▶ [Source material]:
◆ ◆ ◆ ◆

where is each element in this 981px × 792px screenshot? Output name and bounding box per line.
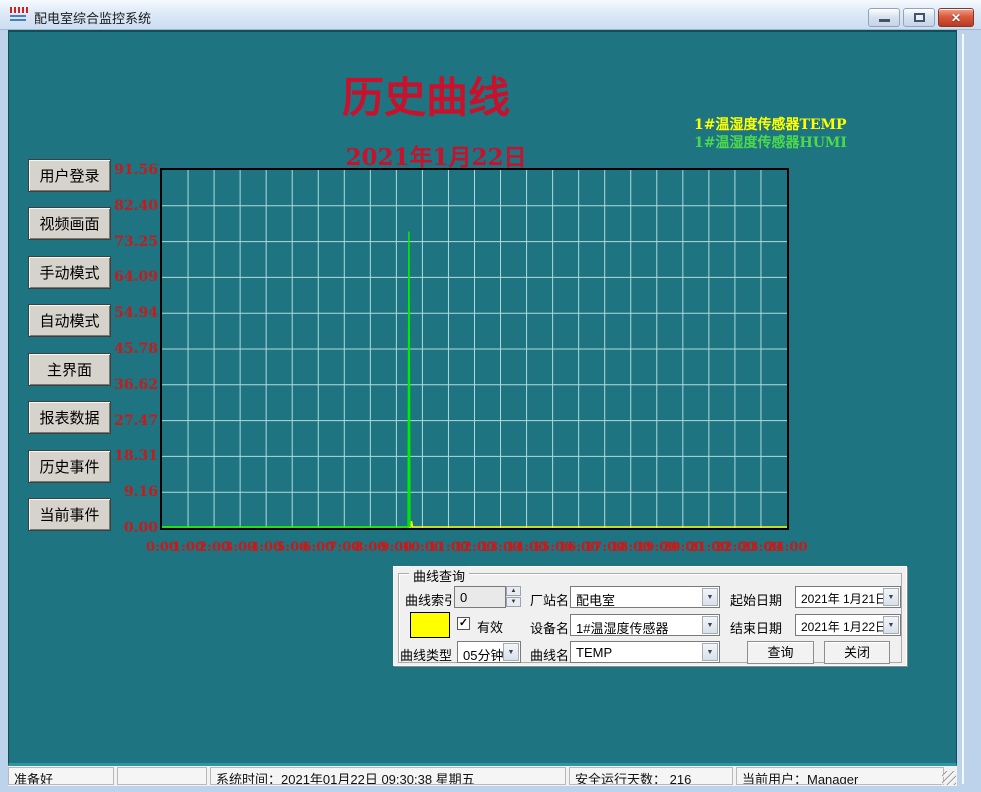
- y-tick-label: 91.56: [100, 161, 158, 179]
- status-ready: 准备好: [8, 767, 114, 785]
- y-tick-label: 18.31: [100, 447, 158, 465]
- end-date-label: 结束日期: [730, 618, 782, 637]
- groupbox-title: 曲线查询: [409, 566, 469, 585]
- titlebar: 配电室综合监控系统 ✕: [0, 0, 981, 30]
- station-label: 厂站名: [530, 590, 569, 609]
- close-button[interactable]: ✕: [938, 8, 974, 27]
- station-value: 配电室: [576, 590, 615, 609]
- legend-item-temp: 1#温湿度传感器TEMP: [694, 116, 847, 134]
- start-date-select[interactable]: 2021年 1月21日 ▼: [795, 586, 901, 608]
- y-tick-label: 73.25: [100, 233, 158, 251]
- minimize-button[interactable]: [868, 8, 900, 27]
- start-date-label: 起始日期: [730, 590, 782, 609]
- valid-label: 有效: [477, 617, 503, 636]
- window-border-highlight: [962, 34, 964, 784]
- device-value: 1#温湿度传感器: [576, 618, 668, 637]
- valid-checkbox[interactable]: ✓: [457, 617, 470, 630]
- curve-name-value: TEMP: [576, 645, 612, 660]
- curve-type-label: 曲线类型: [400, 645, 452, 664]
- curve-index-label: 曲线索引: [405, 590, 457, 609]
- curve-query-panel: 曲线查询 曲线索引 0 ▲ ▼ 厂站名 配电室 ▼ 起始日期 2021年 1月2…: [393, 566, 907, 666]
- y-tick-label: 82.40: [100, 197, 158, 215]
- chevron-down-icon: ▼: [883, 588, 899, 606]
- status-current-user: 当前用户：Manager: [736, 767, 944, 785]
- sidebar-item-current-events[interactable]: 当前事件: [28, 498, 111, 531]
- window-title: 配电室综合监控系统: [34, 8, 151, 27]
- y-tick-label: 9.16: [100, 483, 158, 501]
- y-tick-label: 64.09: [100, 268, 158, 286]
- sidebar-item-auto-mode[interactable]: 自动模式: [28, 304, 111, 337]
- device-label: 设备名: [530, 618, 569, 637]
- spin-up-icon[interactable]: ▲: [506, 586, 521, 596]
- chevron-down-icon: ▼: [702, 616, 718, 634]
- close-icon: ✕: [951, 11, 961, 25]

◆ ◆ ◆ ◆

Repeat the lines of the listing from the line containing "- y-tick-label: 91.56: [100, 161, 158, 179]" to the line containing "- station-label: 厂站名: [530, 590, 569, 609]", including both.

▶ [Completed exercise]:
- y-tick-label: 91.56: [100, 161, 158, 179]
- status-ready: 准备好: [8, 767, 114, 785]
- y-tick-label: 18.31: [100, 447, 158, 465]
- end-date-label: 结束日期: [730, 618, 782, 637]
- groupbox-title: 曲线查询: [409, 566, 469, 585]
- titlebar: 配电室综合监控系统 ✕: [0, 0, 981, 30]
- station-label: 厂站名: [530, 590, 569, 609]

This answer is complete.